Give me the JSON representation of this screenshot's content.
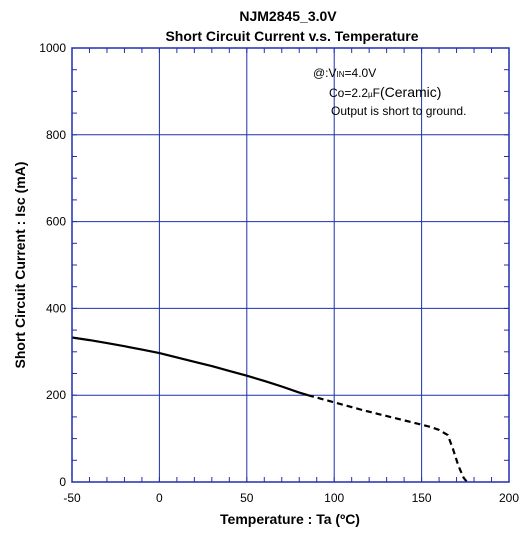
{
  "chart_data": {
    "type": "line",
    "title": "NJM2845_3.0V",
    "subtitle": "Short Circuit Current v.s. Temperature",
    "xlabel": "Temperature : Ta (ºC)",
    "ylabel": "Short Circuit Current : Isc (mA)",
    "xlim": [
      -50,
      200
    ],
    "ylim": [
      0,
      1000
    ],
    "xticks": [
      -50,
      0,
      50,
      100,
      150,
      200
    ],
    "yticks": [
      0,
      200,
      400,
      600,
      800,
      1000
    ],
    "xtick_labels": [
      "-50",
      "0",
      "50",
      "100",
      "150",
      "200"
    ],
    "ytick_labels": [
      "0",
      "200",
      "400",
      "600",
      "800",
      "1000"
    ],
    "grid": true,
    "colors": {
      "grid": "#1f2fb0",
      "frame": "#1f2fb0",
      "curve": "#000000"
    },
    "annotations": [
      {
        "prefix": "@:V",
        "sub": "IN",
        "suffix": "=4.0V"
      },
      {
        "prefix": "Co=2.2",
        "micro": "µ",
        "unit": "F",
        "large": "(Ceramic)"
      },
      {
        "text": "Output is short to ground."
      }
    ],
    "series": [
      {
        "style": "solid",
        "x": [
          -50,
          -40,
          -30,
          -20,
          -10,
          0,
          10,
          20,
          30,
          40,
          50,
          60,
          70,
          80,
          85
        ],
        "y": [
          333,
          327,
          320,
          313,
          305,
          297,
          287,
          277,
          267,
          256,
          245,
          233,
          220,
          206,
          200
        ]
      },
      {
        "style": "dashed",
        "x": [
          85,
          95,
          105,
          115,
          125,
          135,
          145,
          155,
          160,
          165,
          168,
          171,
          174,
          176
        ],
        "y": [
          200,
          189,
          178,
          167,
          157,
          147,
          137,
          127,
          120,
          108,
          75,
          38,
          10,
          0
        ]
      }
    ]
  }
}
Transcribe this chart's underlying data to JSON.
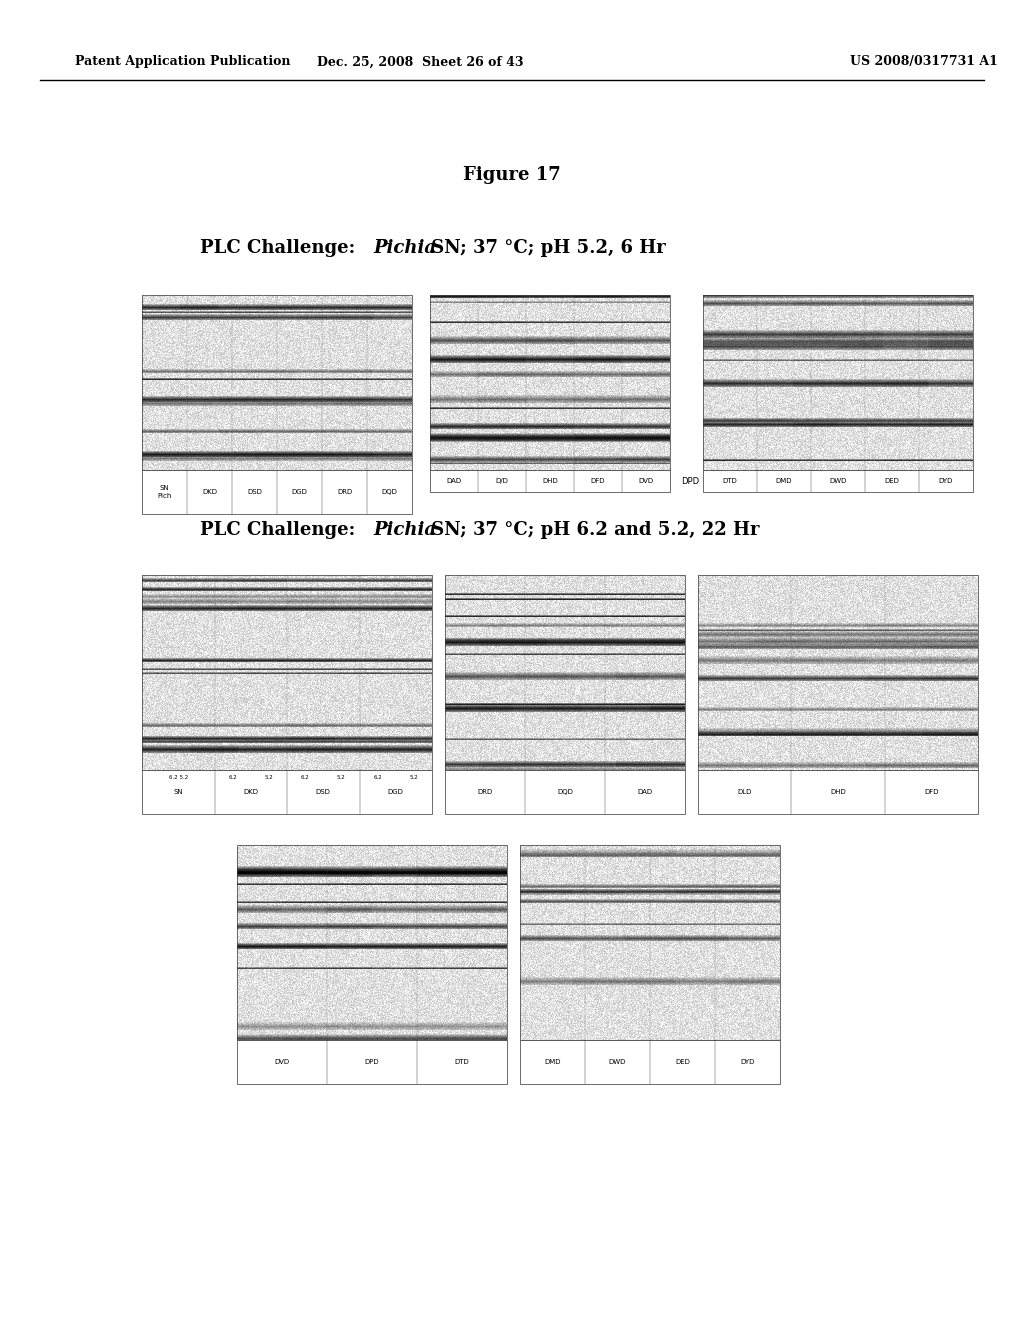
{
  "page_title_left": "Patent Application Publication",
  "page_title_center": "Dec. 25, 2008  Sheet 26 of 43",
  "page_title_right": "US 2008/0317731 A1",
  "figure_label": "Figure 17",
  "subtitle1": "PLC Challenge: Pichia SN; 37 °C; pH 5.2, 6 Hr",
  "subtitle2": "PLC Challenge: Pichia SN; 37 °C; pH 6.2 and 5.2, 22 Hr",
  "bg_color": "#ffffff",
  "text_color": "#000000",
  "gel_color": "#808080"
}
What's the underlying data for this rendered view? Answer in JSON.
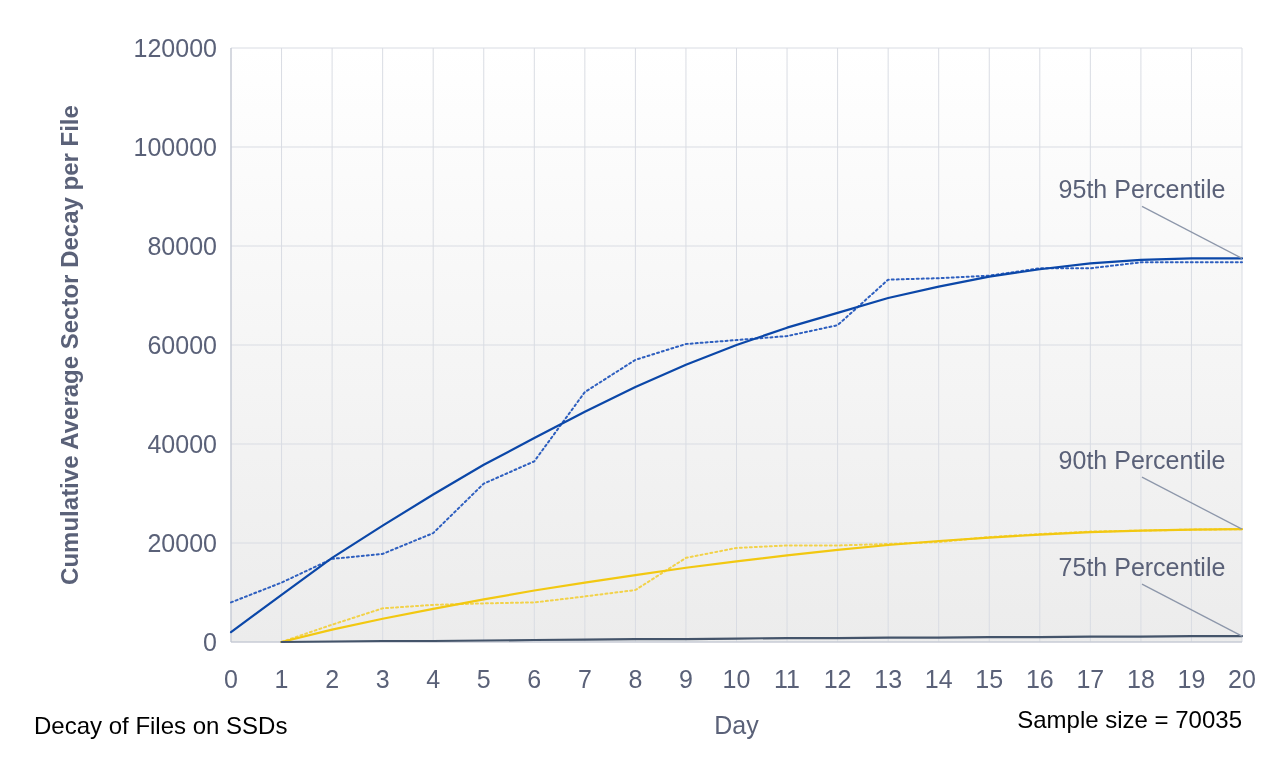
{
  "chart_data": {
    "type": "line",
    "xlabel": "Day",
    "ylabel": "Cumulative Average Sector Decay per File",
    "x": [
      0,
      1,
      2,
      3,
      4,
      5,
      6,
      7,
      8,
      9,
      10,
      11,
      12,
      13,
      14,
      15,
      16,
      17,
      18,
      19,
      20
    ],
    "xlim": [
      0,
      20
    ],
    "xticks": [
      0,
      1,
      2,
      3,
      4,
      5,
      6,
      7,
      8,
      9,
      10,
      11,
      12,
      13,
      14,
      15,
      16,
      17,
      18,
      19,
      20
    ],
    "ylim": [
      0,
      120000
    ],
    "yticks": [
      0,
      20000,
      40000,
      60000,
      80000,
      100000,
      120000
    ],
    "grid": true,
    "marker": "none",
    "series": [
      {
        "color": "#2e5fbf",
        "line_style": "dotted",
        "values": [
          8000,
          12000,
          16800,
          17800,
          22000,
          32000,
          36500,
          50500,
          57000,
          60200,
          61000,
          61800,
          64000,
          73200,
          73500,
          74000,
          75500,
          75500,
          76700,
          76700,
          76700
        ]
      },
      {
        "name": "95th Percentile",
        "color": "#0b47a8",
        "line_style": "solid",
        "values": [
          2000,
          9500,
          17000,
          23500,
          29800,
          35800,
          41200,
          46500,
          51500,
          56000,
          60000,
          63500,
          66500,
          69500,
          71800,
          73800,
          75300,
          76500,
          77200,
          77500,
          77500
        ]
      },
      {
        "color": "#f2d24a",
        "line_style": "dotted",
        "values": [
          null,
          0,
          3500,
          6800,
          7500,
          7800,
          8000,
          9200,
          10500,
          17000,
          19000,
          19500,
          19500,
          19800,
          20200,
          21200,
          21800,
          22300,
          22500,
          22700,
          22800
        ]
      },
      {
        "name": "90th Percentile",
        "color": "#f2c811",
        "line_style": "solid",
        "values": [
          null,
          0,
          2500,
          4700,
          6700,
          8600,
          10400,
          12000,
          13500,
          15000,
          16300,
          17500,
          18600,
          19600,
          20400,
          21100,
          21700,
          22200,
          22500,
          22700,
          22800
        ]
      },
      {
        "name": "75th Percentile",
        "color": "#44546a",
        "line_style": "solid",
        "values": [
          null,
          0,
          100,
          200,
          200,
          300,
          400,
          500,
          600,
          600,
          700,
          800,
          800,
          900,
          900,
          1000,
          1000,
          1100,
          1100,
          1200,
          1200
        ]
      }
    ],
    "annotations": [
      "Decay of Files on SSDs",
      "Sample size = 70035"
    ]
  }
}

■ WORK TO COMPLETE:
Without the pictures, restate all the entries above exactly.

■ COMPLETED TASK:
Give me the JSON representation of this screenshot's content.
{
  "chart_data": {
    "type": "line",
    "title": "NJM2845_3.0V",
    "subtitle": "Short Circuit Current v.s. Temperature",
    "xlabel": "Temperature : Ta (ºC)",
    "ylabel": "Short Circuit Current : Isc (mA)",
    "xlim": [
      -50,
      200
    ],
    "ylim": [
      0,
      1000
    ],
    "xticks": [
      -50,
      0,
      50,
      100,
      150,
      200
    ],
    "yticks": [
      0,
      200,
      400,
      600,
      800,
      1000
    ],
    "xtick_labels": [
      "-50",
      "0",
      "50",
      "100",
      "150",
      "200"
    ],
    "ytick_labels": [
      "0",
      "200",
      "400",
      "600",
      "800",
      "1000"
    ],
    "grid": true,
    "colors": {
      "grid": "#1f2fb0",
      "frame": "#1f2fb0",
      "curve": "#000000"
    },
    "annotations": [
      {
        "prefix": "@:V",
        "sub": "IN",
        "suffix": "=4.0V"
      },
      {
        "prefix": "Co=2.2",
        "micro": "µ",
        "unit": "F",
        "large": "(Ceramic)"
      },
      {
        "text": "Output is short to ground."
      }
    ],
    "series": [
      {
        "style": "solid",
        "x": [
          -50,
          -40,
          -30,
          -20,
          -10,
          0,
          10,
          20,
          30,
          40,
          50,
          60,
          70,
          80,
          85
        ],
        "y": [
          333,
          327,
          320,
          313,
          305,
          297,
          287,
          277,
          267,
          256,
          245,
          233,
          220,
          206,
          200
        ]
      },
      {
        "style": "dashed",
        "x": [
          85,
          95,
          105,
          115,
          125,
          135,
          145,
          155,
          160,
          165,
          168,
          171,
          174,
          176
        ],
        "y": [
          200,
          189,
          178,
          167,
          157,
          147,
          137,
          127,
          120,
          108,
          75,
          38,
          10,
          0
        ]
      }
    ]
  }
}
Transcribe this chart's underlying data to JSON.
{
  "page_title_left": "Patent Application Publication",
  "page_title_center": "Dec. 25, 2008  Sheet 26 of 43",
  "page_title_right": "US 2008/0317731 A1",
  "figure_label": "Figure 17",
  "subtitle1": "PLC Challenge: Pichia SN; 37 °C; pH 5.2, 6 Hr",
  "subtitle2": "PLC Challenge: Pichia SN; 37 °C; pH 6.2 and 5.2, 22 Hr",
  "bg_color": "#ffffff",
  "text_color": "#000000",
  "gel_color": "#808080"
}
What's the underlying data for this rendered view? Answer in JSON.
{
  "chart_data": {
    "type": "line",
    "xlabel": "Day",
    "ylabel": "Cumulative Average Sector Decay per File",
    "x": [
      0,
      1,
      2,
      3,
      4,
      5,
      6,
      7,
      8,
      9,
      10,
      11,
      12,
      13,
      14,
      15,
      16,
      17,
      18,
      19,
      20
    ],
    "xlim": [
      0,
      20
    ],
    "xticks": [
      0,
      1,
      2,
      3,
      4,
      5,
      6,
      7,
      8,
      9,
      10,
      11,
      12,
      13,
      14,
      15,
      16,
      17,
      18,
      19,
      20
    ],
    "ylim": [
      0,
      120000
    ],
    "yticks": [
      0,
      20000,
      40000,
      60000,
      80000,
      100000,
      120000
    ],
    "grid": true,
    "marker": "none",
    "series": [
      {
        "color": "#2e5fbf",
        "line_style": "dotted",
        "values": [
          8000,
          12000,
          16800,
          17800,
          22000,
          32000,
          36500,
          50500,
          57000,
          60200,
          61000,
          61800,
          64000,
          73200,
          73500,
          74000,
          75500,
          75500,
          76700,
          76700,
          76700
        ]
      },
      {
        "name": "95th Percentile",
        "color": "#0b47a8",
        "line_style": "solid",
        "values": [
          2000,
          9500,
          17000,
          23500,
          29800,
          35800,
          41200,
          46500,
          51500,
          56000,
          60000,
          63500,
          66500,
          69500,
          71800,
          73800,
          75300,
          76500,
          77200,
          77500,
          77500
        ]
      },
      {
        "color": "#f2d24a",
        "line_style": "dotted",
        "values": [
          null,
          0,
          3500,
          6800,
          7500,
          7800,
          8000,
          9200,
          10500,
          17000,
          19000,
          19500,
          19500,
          19800,
          20200,
          21200,
          21800,
          22300,
          22500,
          22700,
          22800
        ]
      },
      {
        "name": "90th Percentile",
        "color": "#f2c811",
        "line_style": "solid",
        "values": [
          null,
          0,
          2500,
          4700,
          6700,
          8600,
          10400,
          12000,
          13500,
          15000,
          16300,
          17500,
          18600,
          19600,
          20400,
          21100,
          21700,
          22200,
          22500,
          22700,
          22800
        ]
      },
      {
        "name": "75th Percentile",
        "color": "#44546a",
        "line_style": "solid",
        "values": [
          null,
          0,
          100,
          200,
          200,
          300,
          400,
          500,
          600,
          600,
          700,
          800,
          800,
          900,
          900,
          1000,
          1000,
          1100,
          1100,
          1200,
          1200
        ]
      }
    ],
    "annotations": [
      "Decay of Files on SSDs",
      "Sample size = 70035"
    ]
  }
}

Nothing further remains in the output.